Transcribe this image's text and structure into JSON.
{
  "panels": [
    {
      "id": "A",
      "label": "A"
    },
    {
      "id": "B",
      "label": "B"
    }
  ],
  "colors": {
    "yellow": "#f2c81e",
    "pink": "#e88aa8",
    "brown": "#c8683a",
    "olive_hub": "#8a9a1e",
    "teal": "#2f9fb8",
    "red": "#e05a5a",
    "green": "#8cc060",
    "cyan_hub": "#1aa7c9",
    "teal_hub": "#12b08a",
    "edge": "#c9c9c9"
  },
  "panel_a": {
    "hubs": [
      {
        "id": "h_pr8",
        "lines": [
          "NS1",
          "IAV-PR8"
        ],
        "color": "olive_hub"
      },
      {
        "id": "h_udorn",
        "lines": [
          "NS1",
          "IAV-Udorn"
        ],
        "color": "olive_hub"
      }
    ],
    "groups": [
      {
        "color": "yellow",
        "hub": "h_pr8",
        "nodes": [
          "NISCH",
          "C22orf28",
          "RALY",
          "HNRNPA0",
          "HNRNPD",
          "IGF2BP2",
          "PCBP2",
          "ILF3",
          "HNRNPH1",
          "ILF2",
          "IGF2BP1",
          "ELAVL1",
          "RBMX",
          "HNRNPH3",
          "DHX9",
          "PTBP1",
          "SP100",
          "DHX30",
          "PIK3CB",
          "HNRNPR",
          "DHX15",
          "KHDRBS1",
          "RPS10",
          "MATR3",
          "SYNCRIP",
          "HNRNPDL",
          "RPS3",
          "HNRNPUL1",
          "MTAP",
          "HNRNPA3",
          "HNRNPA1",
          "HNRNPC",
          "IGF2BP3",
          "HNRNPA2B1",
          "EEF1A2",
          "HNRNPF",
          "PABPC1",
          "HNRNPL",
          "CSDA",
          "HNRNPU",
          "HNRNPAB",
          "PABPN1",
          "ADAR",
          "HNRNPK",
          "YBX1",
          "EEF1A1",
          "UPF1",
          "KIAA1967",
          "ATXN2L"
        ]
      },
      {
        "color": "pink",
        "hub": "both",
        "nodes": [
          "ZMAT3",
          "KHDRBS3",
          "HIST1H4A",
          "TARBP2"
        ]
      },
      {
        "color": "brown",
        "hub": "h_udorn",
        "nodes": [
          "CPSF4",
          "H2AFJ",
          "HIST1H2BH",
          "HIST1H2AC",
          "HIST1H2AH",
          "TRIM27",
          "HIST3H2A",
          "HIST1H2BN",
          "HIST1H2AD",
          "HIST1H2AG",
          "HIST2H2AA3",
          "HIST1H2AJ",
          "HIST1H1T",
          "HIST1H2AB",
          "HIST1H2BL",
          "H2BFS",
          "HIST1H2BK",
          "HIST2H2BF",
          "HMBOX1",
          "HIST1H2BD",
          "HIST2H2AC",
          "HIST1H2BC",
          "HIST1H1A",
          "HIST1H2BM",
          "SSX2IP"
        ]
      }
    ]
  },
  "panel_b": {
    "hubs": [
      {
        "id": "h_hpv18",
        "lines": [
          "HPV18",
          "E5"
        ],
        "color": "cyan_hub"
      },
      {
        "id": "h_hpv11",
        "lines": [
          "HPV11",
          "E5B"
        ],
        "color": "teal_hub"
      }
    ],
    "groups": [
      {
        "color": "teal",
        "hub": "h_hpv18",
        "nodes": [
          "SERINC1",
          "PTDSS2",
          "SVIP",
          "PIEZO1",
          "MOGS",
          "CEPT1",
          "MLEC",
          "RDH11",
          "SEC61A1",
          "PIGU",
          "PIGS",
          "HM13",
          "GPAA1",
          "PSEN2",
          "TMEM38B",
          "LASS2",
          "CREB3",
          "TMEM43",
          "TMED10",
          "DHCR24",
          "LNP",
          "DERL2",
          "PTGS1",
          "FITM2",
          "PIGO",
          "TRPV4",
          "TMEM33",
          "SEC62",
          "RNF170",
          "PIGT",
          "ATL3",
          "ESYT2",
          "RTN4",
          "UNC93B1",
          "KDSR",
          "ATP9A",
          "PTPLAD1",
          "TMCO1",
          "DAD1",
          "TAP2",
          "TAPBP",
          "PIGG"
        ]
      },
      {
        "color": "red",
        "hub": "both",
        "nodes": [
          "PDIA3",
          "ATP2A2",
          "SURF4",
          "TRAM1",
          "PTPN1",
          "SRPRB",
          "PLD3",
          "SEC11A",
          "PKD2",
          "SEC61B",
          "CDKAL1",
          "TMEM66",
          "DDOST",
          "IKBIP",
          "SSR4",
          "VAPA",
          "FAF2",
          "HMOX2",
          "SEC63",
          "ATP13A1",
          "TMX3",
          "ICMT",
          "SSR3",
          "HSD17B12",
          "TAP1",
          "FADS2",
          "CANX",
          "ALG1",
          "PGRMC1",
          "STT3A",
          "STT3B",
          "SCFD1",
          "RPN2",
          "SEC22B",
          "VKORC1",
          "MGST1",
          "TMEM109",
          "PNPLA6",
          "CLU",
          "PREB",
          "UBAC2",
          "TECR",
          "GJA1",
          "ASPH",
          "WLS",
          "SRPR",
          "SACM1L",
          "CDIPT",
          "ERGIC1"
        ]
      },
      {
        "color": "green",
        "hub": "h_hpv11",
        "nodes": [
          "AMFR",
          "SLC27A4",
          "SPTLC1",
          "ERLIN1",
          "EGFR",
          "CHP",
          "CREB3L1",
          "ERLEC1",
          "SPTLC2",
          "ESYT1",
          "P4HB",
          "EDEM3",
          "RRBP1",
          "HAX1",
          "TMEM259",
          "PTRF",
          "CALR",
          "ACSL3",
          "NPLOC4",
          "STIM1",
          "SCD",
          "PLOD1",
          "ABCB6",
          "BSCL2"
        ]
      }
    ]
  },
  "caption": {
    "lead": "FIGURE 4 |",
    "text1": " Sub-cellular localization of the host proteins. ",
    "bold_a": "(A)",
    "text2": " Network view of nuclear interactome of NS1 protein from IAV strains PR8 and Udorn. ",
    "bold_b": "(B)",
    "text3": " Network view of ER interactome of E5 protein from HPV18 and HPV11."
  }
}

_Work order_. Report each line in the entries where the string "interactome" occurs.

_Solved exercise_.
    "text2": " Network view of nuclear interactome of NS1 protein from IAV strains PR8 and Udorn. ",
    "text3": " Network view of ER interactome of E5 protein from HPV18 and HPV11."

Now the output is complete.